▶ _TASK INPUTS_
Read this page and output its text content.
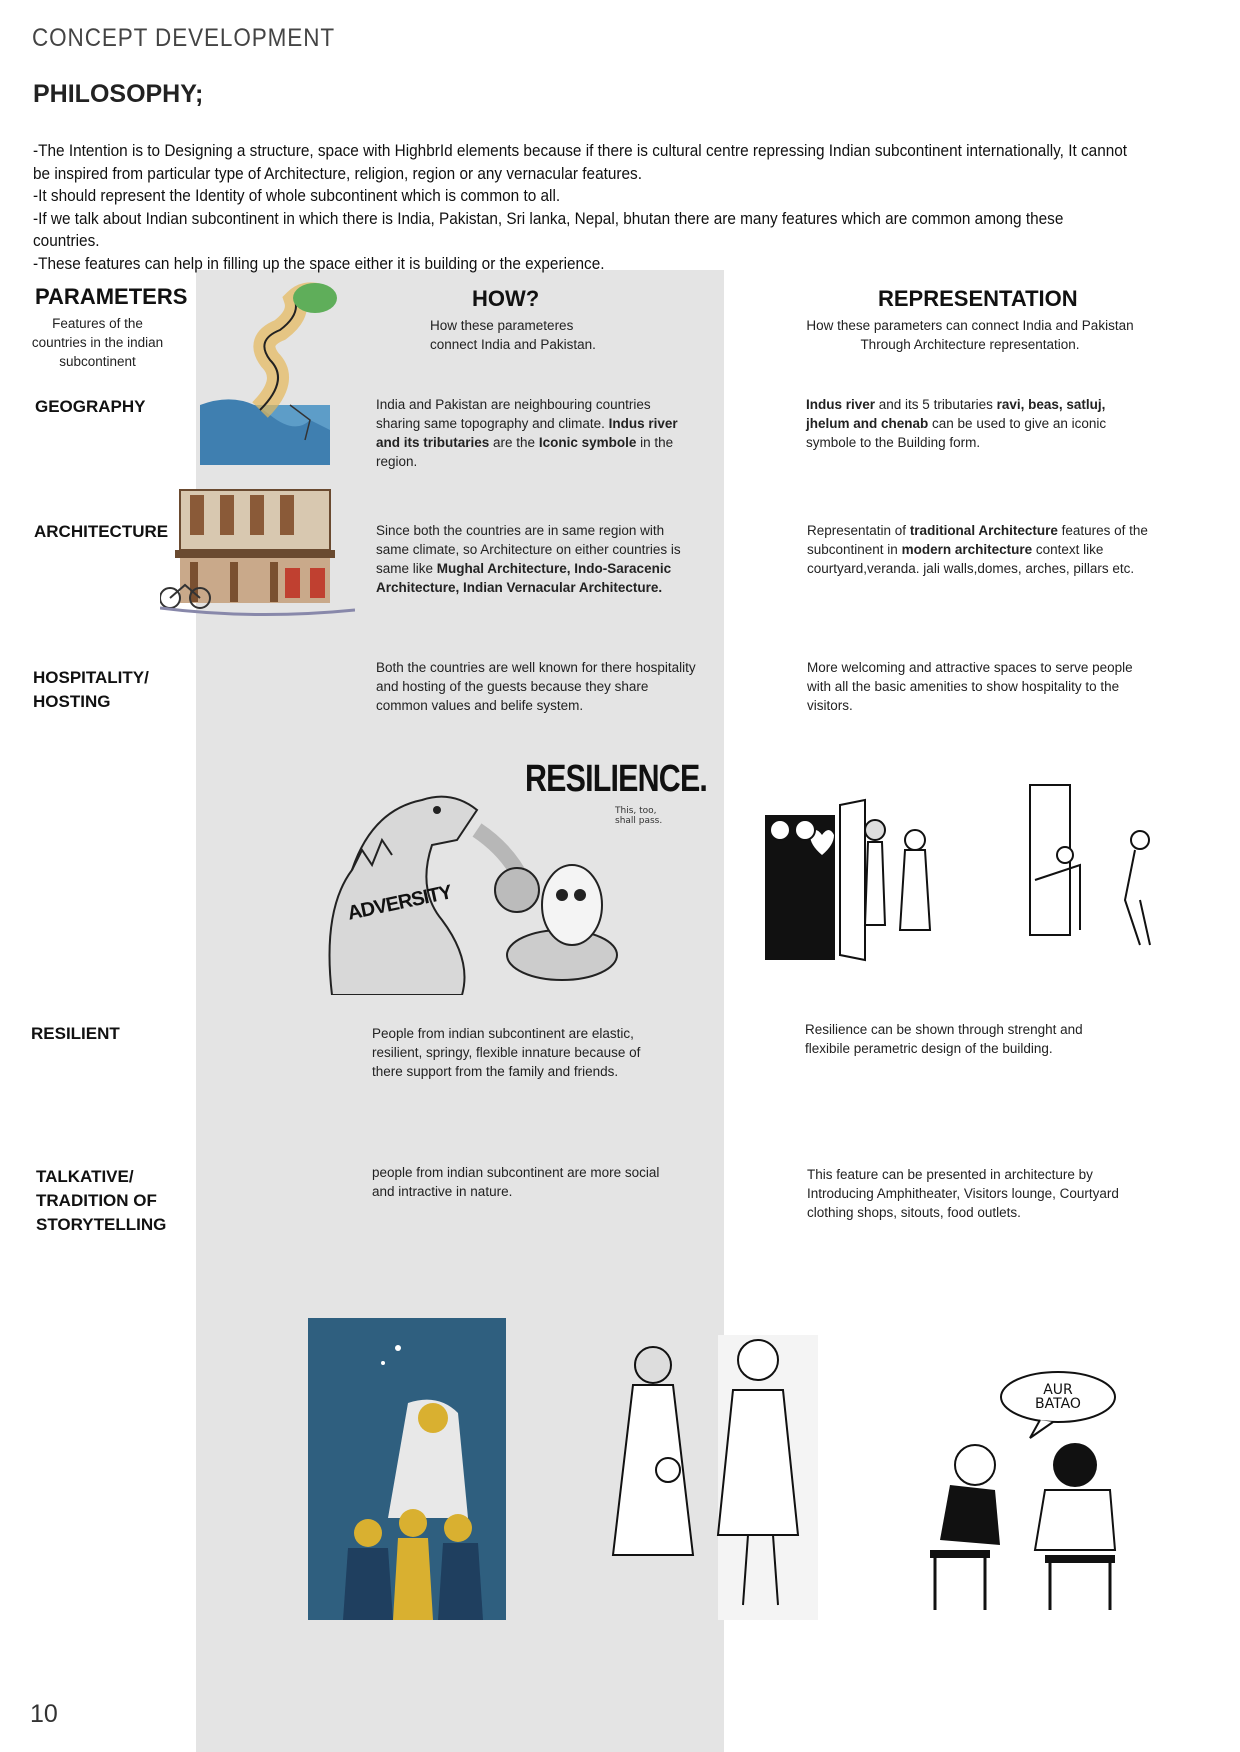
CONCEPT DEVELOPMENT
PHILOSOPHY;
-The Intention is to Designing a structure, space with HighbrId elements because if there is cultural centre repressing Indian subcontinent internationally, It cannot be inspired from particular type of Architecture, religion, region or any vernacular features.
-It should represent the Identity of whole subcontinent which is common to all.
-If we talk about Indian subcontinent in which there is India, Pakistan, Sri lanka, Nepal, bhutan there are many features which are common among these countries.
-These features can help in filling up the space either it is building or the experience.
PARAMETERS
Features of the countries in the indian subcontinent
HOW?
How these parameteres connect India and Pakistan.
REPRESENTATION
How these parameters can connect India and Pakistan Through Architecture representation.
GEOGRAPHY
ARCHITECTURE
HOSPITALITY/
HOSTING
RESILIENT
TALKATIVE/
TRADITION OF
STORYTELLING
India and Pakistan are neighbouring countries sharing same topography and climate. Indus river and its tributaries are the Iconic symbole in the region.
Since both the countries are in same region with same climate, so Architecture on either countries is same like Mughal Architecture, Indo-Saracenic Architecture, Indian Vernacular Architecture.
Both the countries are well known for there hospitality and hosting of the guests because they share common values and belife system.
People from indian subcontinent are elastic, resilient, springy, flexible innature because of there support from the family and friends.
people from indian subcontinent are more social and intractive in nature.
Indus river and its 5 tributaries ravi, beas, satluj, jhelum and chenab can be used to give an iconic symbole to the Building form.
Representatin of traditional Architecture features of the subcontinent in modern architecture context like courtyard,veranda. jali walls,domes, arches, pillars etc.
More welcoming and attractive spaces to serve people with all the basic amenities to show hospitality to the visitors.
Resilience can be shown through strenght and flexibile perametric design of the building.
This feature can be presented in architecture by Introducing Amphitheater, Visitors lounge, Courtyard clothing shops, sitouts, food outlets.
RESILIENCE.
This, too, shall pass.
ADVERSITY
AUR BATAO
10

▶ _SHORT PROBLEM_
Quote every line word for word and keep the images out of the copy.

▶ _COMPLETE ANSWER_
Read this page and output its text content.
CONCEPT DEVELOPMENT
PHILOSOPHY;
-The Intention is to Designing a structure, space with HighbrId elements because if there is cultural centre repressing Indian subcontinent internationally, It cannot be inspired from particular type of Architecture, religion, region or any vernacular features.
-It should represent the Identity of whole subcontinent which is common to all.
-If we talk about Indian subcontinent in which there is India, Pakistan, Sri lanka, Nepal, bhutan there are many features which are common among these countries.
-These features can help in filling up the space either it is building or the experience.
PARAMETERS
Features of the countries in the indian subcontinent
HOW?
How these parameteres connect India and Pakistan.
REPRESENTATION
How these parameters can connect India and Pakistan Through Architecture representation.
GEOGRAPHY
ARCHITECTURE
HOSPITALITY/
HOSTING
RESILIENT
TALKATIVE/
TRADITION OF
STORYTELLING
India and Pakistan are neighbouring countries sharing same topography and climate. Indus river and its tributaries are the Iconic symbole in the region.
Since both the countries are in same region with same climate, so Architecture on either countries is same like Mughal Architecture, Indo-Saracenic Architecture, Indian Vernacular Architecture.
Both the countries are well known for there hospitality and hosting of the guests because they share common values and belife system.
People from indian subcontinent are elastic, resilient, springy, flexible innature because of there support from the family and friends.
people from indian subcontinent are more social and intractive in nature.
Indus river and its 5 tributaries ravi, beas, satluj, jhelum and chenab can be used to give an iconic symbole to the Building form.
Representatin of traditional Architecture features of the subcontinent in modern architecture context like courtyard,veranda. jali walls,domes, arches, pillars etc.
More welcoming and attractive spaces to serve people with all the basic amenities to show hospitality to the visitors.
Resilience can be shown through strenght and flexibile perametric design of the building.
This feature can be presented in architecture by Introducing Amphitheater, Visitors lounge, Courtyard clothing shops, sitouts, food outlets.
RESILIENCE.
This, too, shall pass.
ADVERSITY
AUR BATAO
10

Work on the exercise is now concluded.